#### Your task
Your task is to repeat all of the data exactly while excluding the pictures.

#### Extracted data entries
-*-

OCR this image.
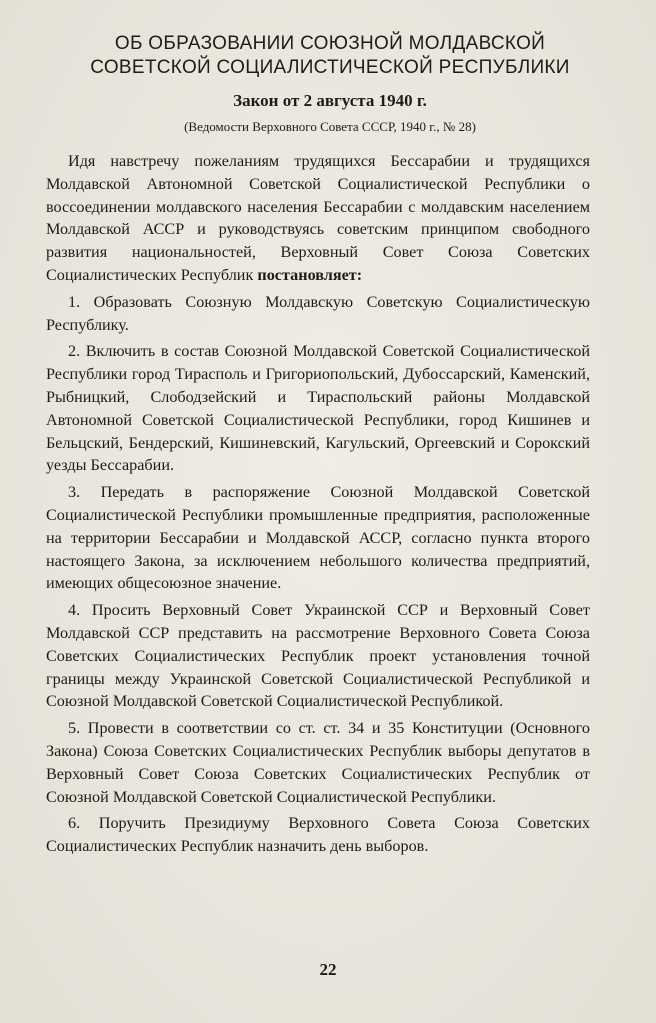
ОБ ОБРАЗОВАНИИ СОЮЗНОЙ МОЛДАВСКОЙ
СОВЕТСКОЙ СОЦИАЛИСТИЧЕСКОЙ РЕСПУБЛИКИ
Закон от 2 августа 1940 г.
(Ведомости Верховного Совета СССР, 1940 г., № 28)

Идя навстречу пожеланиям трудящихся Бессарабии и трудящихся Молдавской Автономной Советской Социалистической Республики о воссоединении молдавского населения Бессарабии с молдавским населением Молдавской АССР и руководствуясь советским принципом свободного развития национальностей, Верховный Совет Союза Советских Социалистических Республик постановляет:

1. Образовать Союзную Молдавскую Советскую Социалистическую Республику.

2. Включить в состав Союзной Молдавской Советской Социалистической Республики город Тирасполь и Григориопольский, Дубоссарский, Каменский, Рыбницкий, Слободзейский и Тираспольский районы Молдавской Автономной Советской Социалистической Республики, город Кишинев и Бельцский, Бендерский, Кишиневский, Кагульский, Оргеевский и Сорокский уезды Бессарабии.

3. Передать в распоряжение Союзной Молдавской Советской Социалистической Республики промышленные предприятия, расположенные на территории Бессарабии и Молдавской АССР, согласно пункта второго настоящего Закона, за исключением небольшого количества предприятий, имеющих общесоюзное значение.

4. Просить Верховный Совет Украинской ССР и Верховный Совет Молдавской ССР представить на рассмотрение Верховного Совета Союза Советских Социалистических Республик проект установления точной границы между Украинской Советской Социалистической Республикой и Союзной Молдавской Советской Социалистической Республикой.

5. Провести в соответствии со ст. ст. 34 и 35 Конституции (Основного Закона) Союза Советских Социалистических Республик выборы депутатов в Верховный Совет Союза Советских Социалистических Республик от Союзной Молдавской Советской Социалистической Республики.

6. Поручить Президиуму Верховного Совета Союза Советских Социалистических Республик назначить день выборов.

22
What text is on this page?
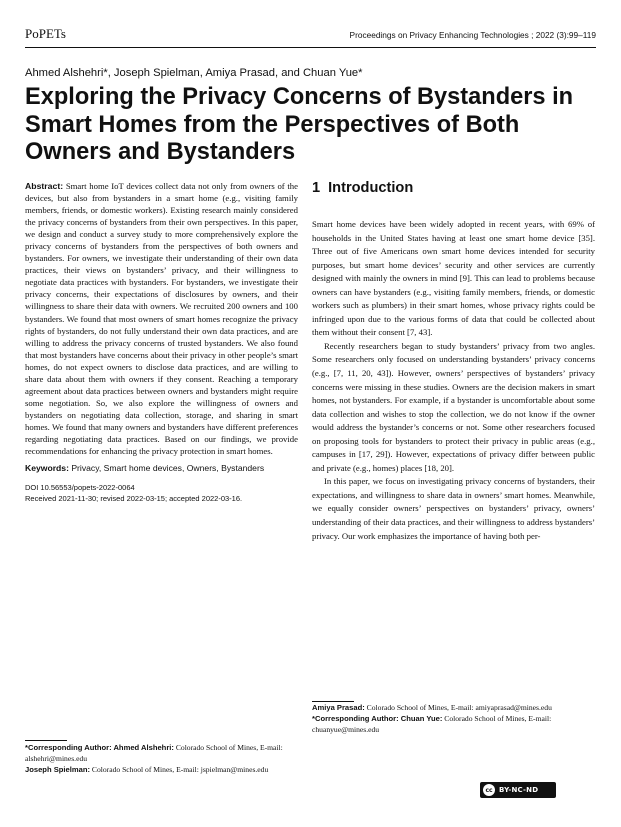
PoPETs	Proceedings on Privacy Enhancing Technologies ; 2022 (3):99–119
Ahmed Alshehri*, Joseph Spielman, Amiya Prasad, and Chuan Yue*
Exploring the Privacy Concerns of Bystanders in Smart Homes from the Perspectives of Both Owners and Bystanders

Abstract: Smart home IoT devices collect data not only from owners of the devices, but also from bystanders in a smart home (e.g., visiting family members, friends, or domestic workers). Existing research mainly considered the privacy concerns of bystanders from their own perspectives. In this paper, we design and conduct a survey study to more comprehensively explore the privacy concerns of bystanders from the perspectives of both owners and bystanders. For owners, we investigate their understanding of their own data practices, their views on bystanders’ privacy, and their willingness to negotiate data practices with bystanders. For bystanders, we investigate their privacy concerns, their expectations of disclosures by owners, and their willingness to share their data with owners. We recruited 200 owners and 100 bystanders. We found that most owners of smart homes recognize the privacy rights of bystanders, do not fully understand their own data practices, and are willing to address the privacy concerns of trusted bystanders. We also found that most bystanders have concerns about their privacy in other people’s smart homes, do not expect owners to disclose data practices, and are willing to share data about them with owners if they consent. Reaching a temporary agreement about data practices between owners and bystanders might require some negotiation. So, we also explore the willingness of owners and bystanders on negotiating data collection, storage, and sharing in smart homes. We found that many owners and bystanders have different preferences regarding negotiating data practices. Based on our findings, we provide recommendations for enhancing the privacy protection in smart homes.

Keywords: Privacy, Smart home devices, Owners, Bystanders

DOI 10.56553/popets-2022-0064
Received 2021-11-30; revised 2022-03-15; accepted 2022-03-16.
1 Introduction

Smart home devices have been widely adopted in recent years, with 69% of households in the United States having at least one smart home device [35]. Three out of five Americans own smart home devices intended for security purposes, but smart home devices’ security and other services are currently designed with mainly the owners in mind [9]. This can lead to problems because owners can have bystanders (e.g., visiting family members, friends, or domestic workers such as plumbers) in their smart homes, whose privacy rights could be infringed upon due to the various forms of data that could be collected about them without their consent [7, 43].

Recently researchers began to study bystanders’ privacy from two angles. Some researchers only focused on understanding bystanders’ privacy concerns (e.g., [7, 11, 20, 43]). However, owners’ perspectives of bystanders’ privacy concerns were missing in these studies. Owners are the decision makers in smart homes, not bystanders. For example, if a bystander is uncomfortable about some data collection and wishes to stop the collection, we do not know if the owner would address the bystander’s concerns or not. Some other researchers focused on proposing tools for bystanders to protect their privacy in public areas (e.g., campuses in [17, 29]). However, expectations of privacy differ between public and private (e.g., homes) places [18, 20].

In this paper, we focus on investigating privacy concerns of bystanders, their expectations, and willingness to share data in owners’ smart homes. Meanwhile, we equally consider owners’ perspectives on bystanders’ privacy, owners’ understanding of their data practices, and their willingness to address bystanders’ privacy. Our work emphasizes the importance of having both per-

*Corresponding Author: Ahmed Alshehri: Colorado School of Mines, E-mail: alshehri@mines.edu

Joseph Spielman: Colorado School of Mines, E-mail: jspielman@mines.edu

Amiya Prasad: Colorado School of Mines, E-mail: amiyaprasad@mines.edu

*Corresponding Author: Chuan Yue: Colorado School of Mines, E-mail: chuanyue@mines.edu

cc BY-NC-ND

-*-

#### Solution for this problem
OCR this image.
ОБ ОБРАЗОВАНИИ СОЮЗНОЙ МОЛДАВСКОЙ
СОВЕТСКОЙ СОЦИАЛИСТИЧЕСКОЙ РЕСПУБЛИКИ
Закон от 2 августа 1940 г.
(Ведомости Верховного Совета СССР, 1940 г., № 28)

Идя навстречу пожеланиям трудящихся Бессарабии и трудящихся Молдавской Автономной Советской Социалистической Республики о воссоединении молдавского населения Бессарабии с молдавским населением Молдавской АССР и руководствуясь советским принципом свободного развития национальностей, Верховный Совет Союза Советских Социалистических Республик постановляет:

1. Образовать Союзную Молдавскую Советскую Социалистическую Республику.

2. Включить в состав Союзной Молдавской Советской Социалистической Республики город Тирасполь и Григориопольский, Дубоссарский, Каменский, Рыбницкий, Слободзейский и Тираспольский районы Молдавской Автономной Советской Социалистической Республики, город Кишинев и Бельцский, Бендерский, Кишиневский, Кагульский, Оргеевский и Сорокский уезды Бессарабии.

3. Передать в распоряжение Союзной Молдавской Советской Социалистической Республики промышленные предприятия, расположенные на территории Бессарабии и Молдавской АССР, согласно пункта второго настоящего Закона, за исключением небольшого количества предприятий, имеющих общесоюзное значение.

4. Просить Верховный Совет Украинской ССР и Верховный Совет Молдавской ССР представить на рассмотрение Верховного Совета Союза Советских Социалистических Республик проект установления точной границы между Украинской Советской Социалистической Республикой и Союзной Молдавской Советской Социалистической Республикой.

5. Провести в соответствии со ст. ст. 34 и 35 Конституции (Основного Закона) Союза Советских Социалистических Республик выборы депутатов в Верховный Совет Союза Советских Социалистических Республик от Союзной Молдавской Советской Социалистической Республики.

6. Поручить Президиуму Верховного Совета Союза Советских Социалистических Республик назначить день выборов.

22
What text is on this page?
PoPETs	Proceedings on Privacy Enhancing Technologies ; 2022 (3):99–119
Ahmed Alshehri*, Joseph Spielman, Amiya Prasad, and Chuan Yue*
Exploring the Privacy Concerns of Bystanders in Smart Homes from the Perspectives of Both Owners and Bystanders

Abstract: Smart home IoT devices collect data not only from owners of the devices, but also from bystanders in a smart home (e.g., visiting family members, friends, or domestic workers). Existing research mainly considered the privacy concerns of bystanders from their own perspectives. In this paper, we design and conduct a survey study to more comprehensively explore the privacy concerns of bystanders from the perspectives of both owners and bystanders. For owners, we investigate their understanding of their own data practices, their views on bystanders’ privacy, and their willingness to negotiate data practices with bystanders. For bystanders, we investigate their privacy concerns, their expectations of disclosures by owners, and their willingness to share their data with owners. We recruited 200 owners and 100 bystanders. We found that most owners of smart homes recognize the privacy rights of bystanders, do not fully understand their own data practices, and are willing to address the privacy concerns of trusted bystanders. We also found that most bystanders have concerns about their privacy in other people’s smart homes, do not expect owners to disclose data practices, and are willing to share data about them with owners if they consent. Reaching a temporary agreement about data practices between owners and bystanders might require some negotiation. So, we also explore the willingness of owners and bystanders on negotiating data collection, storage, and sharing in smart homes. We found that many owners and bystanders have different preferences regarding negotiating data practices. Based on our findings, we provide recommendations for enhancing the privacy protection in smart homes.

Keywords: Privacy, Smart home devices, Owners, Bystanders

DOI 10.56553/popets-2022-0064
Received 2021-11-30; revised 2022-03-15; accepted 2022-03-16.
1 Introduction

Smart home devices have been widely adopted in recent years, with 69% of households in the United States having at least one smart home device [35]. Three out of five Americans own smart home devices intended for security purposes, but smart home devices’ security and other services are currently designed with mainly the owners in mind [9]. This can lead to problems because owners can have bystanders (e.g., visiting family members, friends, or domestic workers such as plumbers) in their smart homes, whose privacy rights could be infringed upon due to the various forms of data that could be collected about them without their consent [7, 43].

Recently researchers began to study bystanders’ privacy from two angles. Some researchers only focused on understanding bystanders’ privacy concerns (e.g., [7, 11, 20, 43]). However, owners’ perspectives of bystanders’ privacy concerns were missing in these studies. Owners are the decision makers in smart homes, not bystanders. For example, if a bystander is uncomfortable about some data collection and wishes to stop the collection, we do not know if the owner would address the bystander’s concerns or not. Some other researchers focused on proposing tools for bystanders to protect their privacy in public areas (e.g., campuses in [17, 29]). However, expectations of privacy differ between public and private (e.g., homes) places [18, 20].

In this paper, we focus on investigating privacy concerns of bystanders, their expectations, and willingness to share data in owners’ smart homes. Meanwhile, we equally consider owners’ perspectives on bystanders’ privacy, owners’ understanding of their data practices, and their willingness to address bystanders’ privacy. Our work emphasizes the importance of having both per-

*Corresponding Author: Ahmed Alshehri: Colorado School of Mines, E-mail: alshehri@mines.edu

Joseph Spielman: Colorado School of Mines, E-mail: jspielman@mines.edu

Amiya Prasad: Colorado School of Mines, E-mail: amiyaprasad@mines.edu

*Corresponding Author: Chuan Yue: Colorado School of Mines, E-mail: chuanyue@mines.edu

cc BY-NC-ND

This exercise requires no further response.